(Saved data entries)

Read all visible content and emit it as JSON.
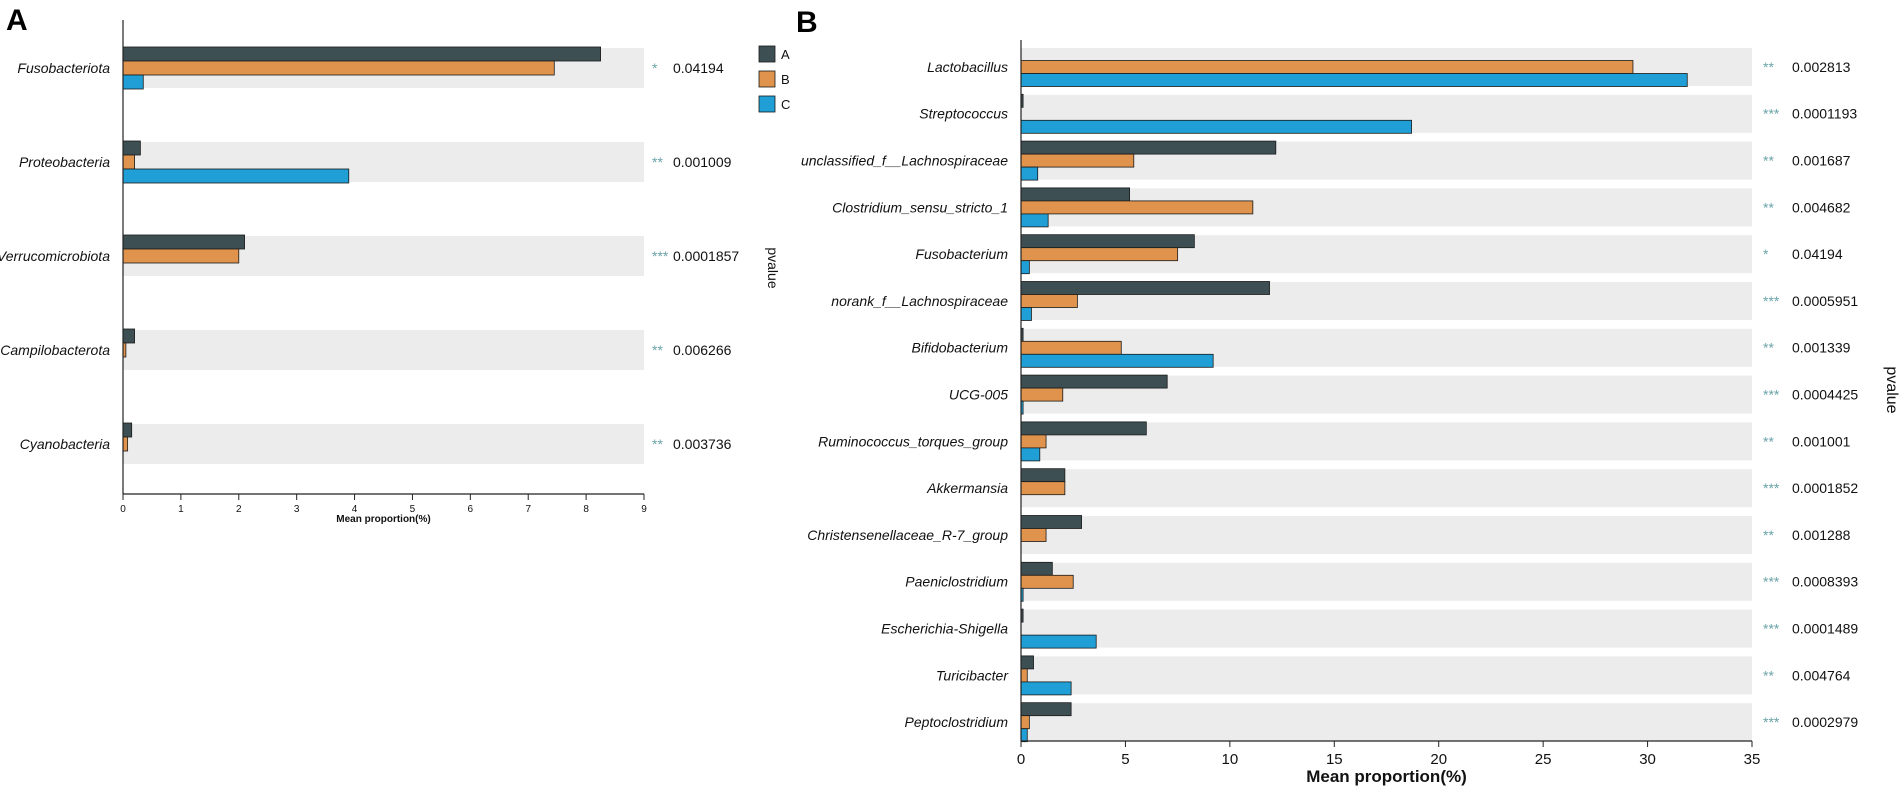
{
  "chart_data": [
    {
      "type": "bar",
      "panel_label": "A",
      "orientation": "horizontal",
      "categories": [
        "Fusobacteriota",
        "Proteobacteria",
        "Verrucomicrobiota",
        "Campilobacterota",
        "Cyanobacteria"
      ],
      "series": [
        {
          "name": "A",
          "color": "#3e4f53",
          "values": [
            8.25,
            0.3,
            2.1,
            0.2,
            0.15
          ]
        },
        {
          "name": "B",
          "color": "#e0934c",
          "values": [
            7.45,
            0.2,
            2.0,
            0.05,
            0.08
          ]
        },
        {
          "name": "C",
          "color": "#1f9fd6",
          "values": [
            0.35,
            3.9,
            0.0,
            0.0,
            0.0
          ]
        }
      ],
      "stars": [
        "*",
        "**",
        "***",
        "**",
        "**"
      ],
      "pvalues": [
        "0.04194",
        "0.001009",
        "0.0001857",
        "0.006266",
        "0.003736"
      ],
      "xlabel": "Mean proportion(%)",
      "side_label": "pvalue",
      "xlim": [
        0,
        9
      ],
      "xticks": [
        "0",
        "1",
        "2",
        "3",
        "4",
        "5",
        "6",
        "7",
        "8",
        "9"
      ],
      "legend": [
        "A",
        "B",
        "C"
      ]
    },
    {
      "type": "bar",
      "panel_label": "B",
      "orientation": "horizontal",
      "categories": [
        "Lactobacillus",
        "Streptococcus",
        "unclassified_f__Lachnospiraceae",
        "Clostridium_sensu_stricto_1",
        "Fusobacterium",
        "norank_f__Lachnospiraceae",
        "Bifidobacterium",
        "UCG-005",
        "Ruminococcus_torques_group",
        "Akkermansia",
        "Christensenellaceae_R-7_group",
        "Paeniclostridium",
        "Escherichia-Shigella",
        "Turicibacter",
        "Peptoclostridium"
      ],
      "series": [
        {
          "name": "A",
          "color": "#3e4f53",
          "values": [
            0.0,
            0.1,
            12.2,
            5.2,
            8.3,
            11.9,
            0.1,
            7.0,
            6.0,
            2.1,
            2.9,
            1.5,
            0.1,
            0.6,
            2.4
          ]
        },
        {
          "name": "B",
          "color": "#e0934c",
          "values": [
            29.3,
            0.0,
            5.4,
            11.1,
            7.5,
            2.7,
            4.8,
            2.0,
            1.2,
            2.1,
            1.2,
            2.5,
            0.0,
            0.3,
            0.4
          ]
        },
        {
          "name": "C",
          "color": "#1f9fd6",
          "values": [
            31.9,
            18.7,
            0.8,
            1.3,
            0.4,
            0.5,
            9.2,
            0.1,
            0.9,
            0.0,
            0.0,
            0.1,
            3.6,
            2.4,
            0.3
          ]
        }
      ],
      "stars": [
        "**",
        "***",
        "**",
        "**",
        "*",
        "***",
        "**",
        "***",
        "**",
        "***",
        "**",
        "***",
        "***",
        "**",
        "***"
      ],
      "pvalues": [
        "0.002813",
        "0.0001193",
        "0.001687",
        "0.004682",
        "0.04194",
        "0.0005951",
        "0.001339",
        "0.0004425",
        "0.001001",
        "0.0001852",
        "0.001288",
        "0.0008393",
        "0.0001489",
        "0.004764",
        "0.0002979"
      ],
      "xlabel": "Mean proportion(%)",
      "side_label": "pvalue",
      "xlim": [
        0,
        35
      ],
      "xticks": [
        "0",
        "5",
        "10",
        "15",
        "20",
        "25",
        "30",
        "35"
      ]
    }
  ]
}
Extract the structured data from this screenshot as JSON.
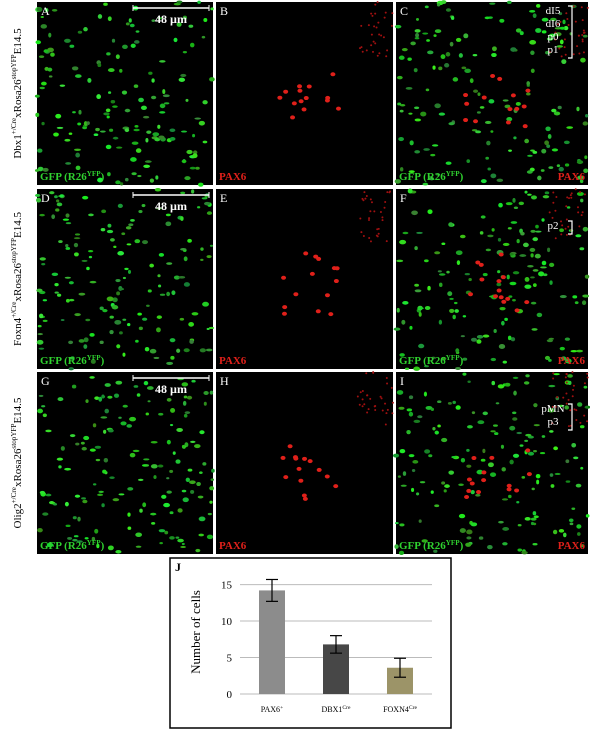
{
  "row_labels": [
    [
      "Dbx1",
      "+/Cre",
      "xRosa26",
      "stopYFP",
      "E14.5"
    ],
    [
      "Foxn4",
      "+/Cre",
      "xRosa26",
      "stopYFP",
      "E14.5"
    ],
    [
      "Olig2",
      "+/Cre",
      "xRosa26",
      "stopYFP",
      "E14.5"
    ]
  ],
  "panels": [
    {
      "letter": "A",
      "scale_bar": "48 µm",
      "green_label": [
        "GFP (R26",
        "YFP",
        ")"
      ]
    },
    {
      "letter": "B",
      "red_label": "PAX6"
    },
    {
      "letter": "C",
      "green_label": [
        "GFP (R26",
        "YFP",
        ")"
      ],
      "red_label": "PAX6",
      "annotations": [
        "dI5",
        "dI6",
        "p0",
        "p1"
      ]
    },
    {
      "letter": "D",
      "scale_bar": "48 µm",
      "green_label": [
        "GFP (R26",
        "YFP",
        ")"
      ]
    },
    {
      "letter": "E",
      "red_label": "PAX6"
    },
    {
      "letter": "F",
      "green_label": [
        "GFP (R26",
        "YFP",
        ")"
      ],
      "red_label": "PAX6",
      "annotations": [
        "p2"
      ]
    },
    {
      "letter": "G",
      "scale_bar": "48 µm",
      "green_label": [
        "GFP (R26",
        "YFP",
        ")"
      ]
    },
    {
      "letter": "H",
      "red_label": "PAX6"
    },
    {
      "letter": "I",
      "green_label": [
        "GFP (R26",
        "YFP",
        ")"
      ],
      "red_label": "PAX6",
      "annotations": [
        "pMN",
        "p3"
      ]
    }
  ],
  "chart_data": {
    "type": "bar",
    "title": "J",
    "y_label": "Number of cells",
    "categories": [
      "PAX6",
      "DBX1",
      "FOXN4"
    ],
    "category_superscripts": [
      "+",
      "Cre",
      "Cre"
    ],
    "values": [
      14.2,
      6.8,
      3.6
    ],
    "errors": [
      1.5,
      1.2,
      1.3
    ],
    "colors": [
      "#8c8c8c",
      "#474747",
      "#9c9468"
    ],
    "ylim": [
      0,
      17
    ],
    "yticks": [
      0,
      5,
      10,
      15
    ],
    "grid": true
  }
}
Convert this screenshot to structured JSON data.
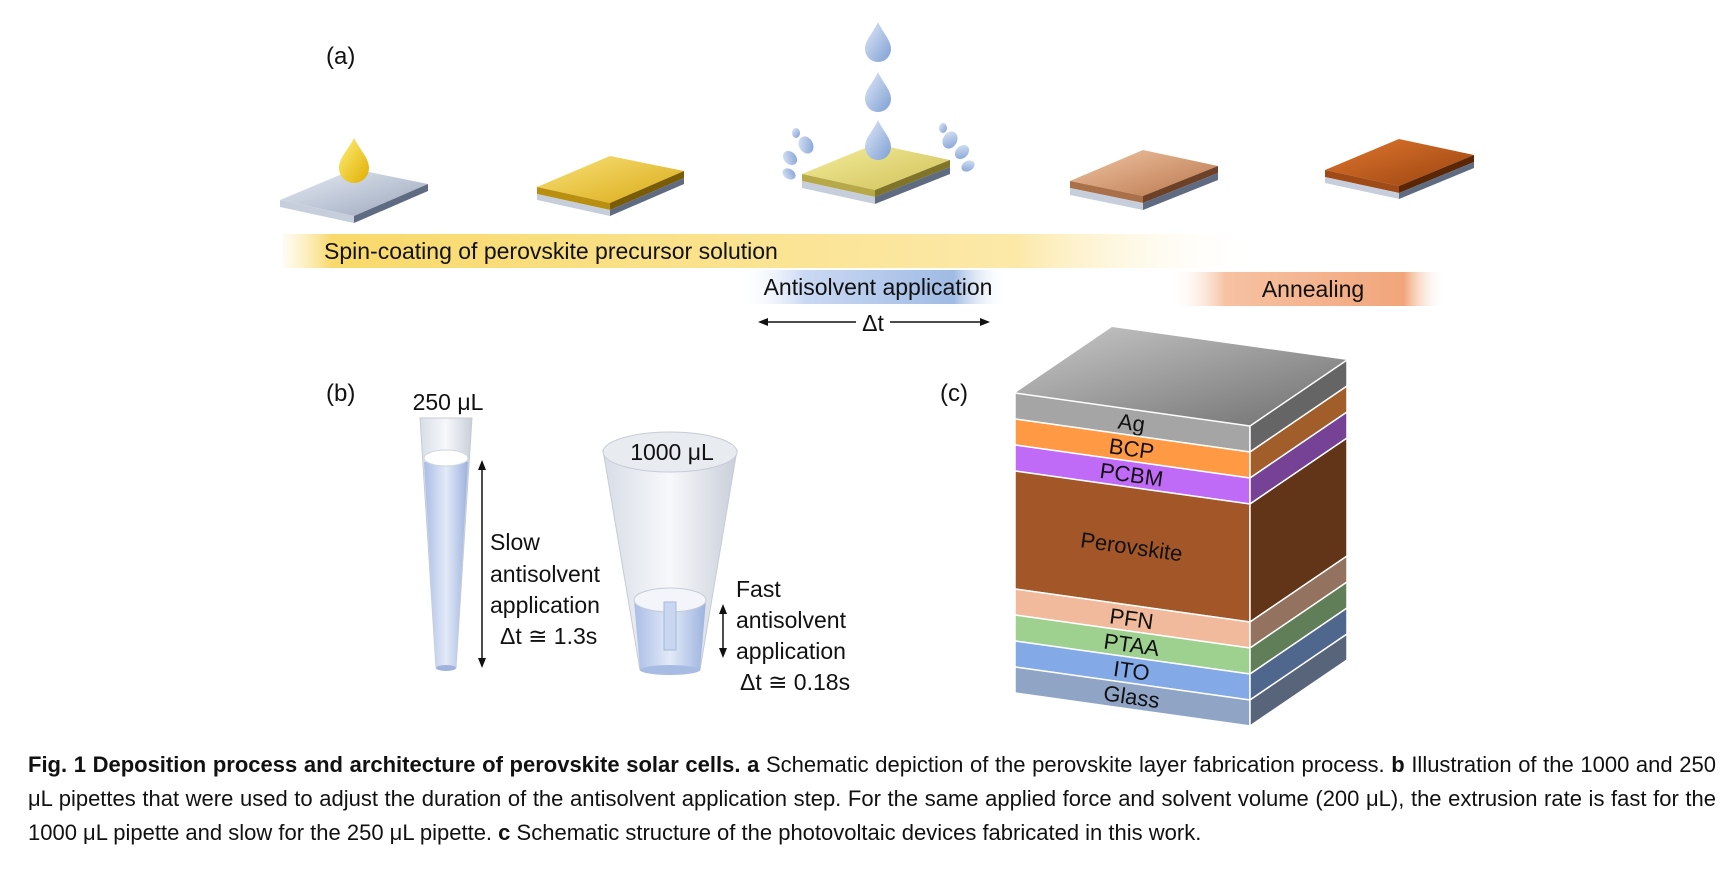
{
  "figure": {
    "panel_a": {
      "label": "(a)",
      "step_spin": "Spin-coating of perovskite precursor solution",
      "step_antisolvent": "Antisolvent application",
      "step_annealing": "Annealing",
      "delta_t": "Δt",
      "colors": {
        "precursor": "#f4cf3a",
        "antisolvent": "#9fbbe4",
        "annealing": "#c4611f",
        "substrate": "#b9c4d6"
      }
    },
    "panel_b": {
      "label": "(b)",
      "small_pipette": "250 μL",
      "large_pipette": "1000 μL",
      "slow_text": [
        "Slow",
        "antisolvent",
        "application",
        "Δt ≅ 1.3s"
      ],
      "fast_text": [
        "Fast",
        "antisolvent",
        "application",
        "Δt ≅ 0.18s"
      ]
    },
    "panel_c": {
      "label": "(c)",
      "layers": [
        {
          "name": "Ag",
          "color": "#8c8c8c"
        },
        {
          "name": "BCP",
          "color": "#e0823a"
        },
        {
          "name": "PCBM",
          "color": "#a35bd1"
        },
        {
          "name": "Perovskite",
          "color": "#8a4a22"
        },
        {
          "name": "PFN",
          "color": "#cc9e84"
        },
        {
          "name": "PTAA",
          "color": "#86b07a"
        },
        {
          "name": "ITO",
          "color": "#6f8fc4"
        },
        {
          "name": "Glass",
          "color": "#7a8ba8"
        }
      ]
    }
  },
  "caption": {
    "title": "Fig. 1 Deposition process and architecture of perovskite solar cells.",
    "a_label": "a",
    "a_text": "Schematic depiction of the perovskite layer fabrication process.",
    "b_label": "b",
    "b_text": "Illustration of the 1000 and 250 μL pipettes that were used to adjust the duration of the antisolvent application step. For the same applied force and solvent volume (200 μL), the extrusion rate is fast for the 1000 μL pipette and slow for the 250 μL pipette.",
    "c_label": "c",
    "c_text": "Schematic structure of the photovoltaic devices fabricated in this work."
  }
}
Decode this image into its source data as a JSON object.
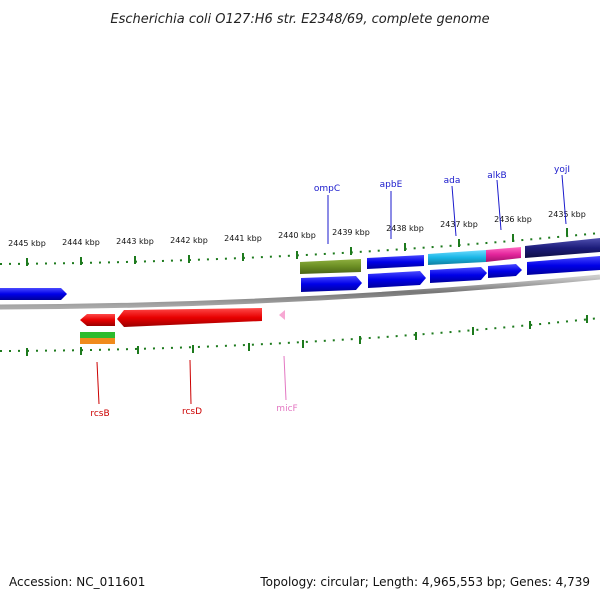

## Work order
Please copy every line of the records above in which "cells" appears.

## Output
    "y_label": "Number of cells",
    "title": "Fig. 1 Deposition process and architecture of perovskite solar cells.",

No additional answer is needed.